▸ Task item
Work out how many lines in the material beneath contain "Neuropeptide". Give only that number.

▸ Extracted information
--- --- ---

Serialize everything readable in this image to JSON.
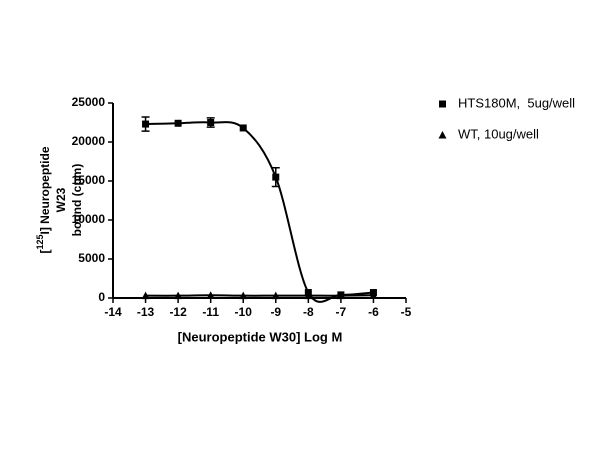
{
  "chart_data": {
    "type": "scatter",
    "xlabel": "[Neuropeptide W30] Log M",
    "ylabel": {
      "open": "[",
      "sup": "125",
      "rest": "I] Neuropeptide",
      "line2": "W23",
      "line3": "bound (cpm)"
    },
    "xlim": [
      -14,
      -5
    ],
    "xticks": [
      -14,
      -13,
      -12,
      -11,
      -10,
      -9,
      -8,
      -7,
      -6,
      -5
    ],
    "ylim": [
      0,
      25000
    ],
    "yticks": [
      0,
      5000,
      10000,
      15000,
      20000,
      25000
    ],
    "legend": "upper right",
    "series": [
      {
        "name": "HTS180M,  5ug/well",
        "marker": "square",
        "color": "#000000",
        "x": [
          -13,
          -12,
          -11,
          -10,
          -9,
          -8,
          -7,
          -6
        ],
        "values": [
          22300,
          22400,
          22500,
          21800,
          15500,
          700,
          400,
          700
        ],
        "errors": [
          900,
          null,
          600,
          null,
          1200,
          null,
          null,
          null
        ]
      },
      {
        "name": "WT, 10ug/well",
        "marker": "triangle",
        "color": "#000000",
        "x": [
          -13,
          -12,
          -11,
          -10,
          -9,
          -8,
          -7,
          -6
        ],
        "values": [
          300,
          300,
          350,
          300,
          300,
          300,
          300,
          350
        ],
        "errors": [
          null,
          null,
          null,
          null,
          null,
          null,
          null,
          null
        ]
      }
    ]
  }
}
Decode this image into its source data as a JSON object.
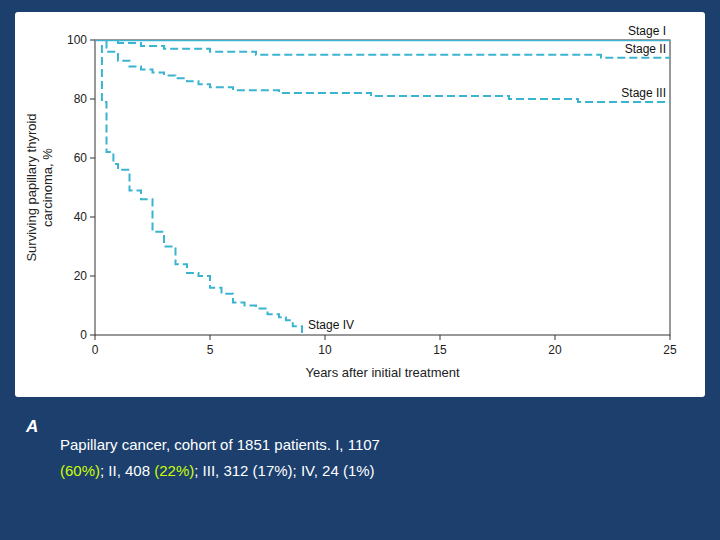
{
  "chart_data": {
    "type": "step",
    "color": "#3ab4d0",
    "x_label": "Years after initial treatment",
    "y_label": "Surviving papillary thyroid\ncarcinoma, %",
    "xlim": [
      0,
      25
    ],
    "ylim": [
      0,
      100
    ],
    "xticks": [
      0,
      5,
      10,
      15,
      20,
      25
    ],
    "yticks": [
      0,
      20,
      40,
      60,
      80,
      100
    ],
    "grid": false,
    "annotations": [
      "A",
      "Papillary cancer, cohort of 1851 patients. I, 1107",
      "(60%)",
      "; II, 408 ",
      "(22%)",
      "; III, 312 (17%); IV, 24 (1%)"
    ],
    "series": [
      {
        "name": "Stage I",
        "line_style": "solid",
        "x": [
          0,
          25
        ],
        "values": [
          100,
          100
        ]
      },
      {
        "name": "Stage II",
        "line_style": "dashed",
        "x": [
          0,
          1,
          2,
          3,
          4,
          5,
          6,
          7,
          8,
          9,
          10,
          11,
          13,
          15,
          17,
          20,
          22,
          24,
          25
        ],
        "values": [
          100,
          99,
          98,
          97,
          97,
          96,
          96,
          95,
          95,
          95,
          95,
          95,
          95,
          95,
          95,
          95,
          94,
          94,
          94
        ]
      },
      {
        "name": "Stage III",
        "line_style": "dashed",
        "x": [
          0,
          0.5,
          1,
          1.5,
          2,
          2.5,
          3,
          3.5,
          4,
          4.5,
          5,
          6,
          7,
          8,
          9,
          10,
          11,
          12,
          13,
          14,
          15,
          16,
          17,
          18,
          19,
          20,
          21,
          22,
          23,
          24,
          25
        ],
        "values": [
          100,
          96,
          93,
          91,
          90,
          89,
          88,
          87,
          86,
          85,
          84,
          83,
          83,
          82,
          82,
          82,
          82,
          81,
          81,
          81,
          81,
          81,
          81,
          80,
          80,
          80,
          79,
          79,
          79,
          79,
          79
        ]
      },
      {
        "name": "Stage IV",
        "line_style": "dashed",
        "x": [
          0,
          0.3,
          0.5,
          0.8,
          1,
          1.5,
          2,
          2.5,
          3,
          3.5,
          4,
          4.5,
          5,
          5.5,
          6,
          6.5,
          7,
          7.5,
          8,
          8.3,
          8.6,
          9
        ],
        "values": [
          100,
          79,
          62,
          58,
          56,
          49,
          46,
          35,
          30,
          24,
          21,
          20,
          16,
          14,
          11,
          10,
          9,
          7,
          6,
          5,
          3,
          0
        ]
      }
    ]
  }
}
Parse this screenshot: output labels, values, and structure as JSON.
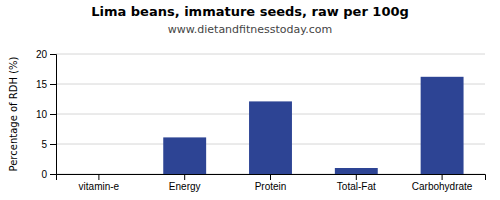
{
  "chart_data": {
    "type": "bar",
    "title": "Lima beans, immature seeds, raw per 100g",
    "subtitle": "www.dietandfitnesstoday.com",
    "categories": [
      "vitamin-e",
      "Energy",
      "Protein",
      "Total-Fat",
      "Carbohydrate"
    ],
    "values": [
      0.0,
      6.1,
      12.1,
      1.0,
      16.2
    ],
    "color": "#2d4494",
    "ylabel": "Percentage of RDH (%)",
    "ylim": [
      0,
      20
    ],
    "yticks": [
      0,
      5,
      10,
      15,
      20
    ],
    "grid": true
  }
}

--- --- ---

▸ Result of this exercise
2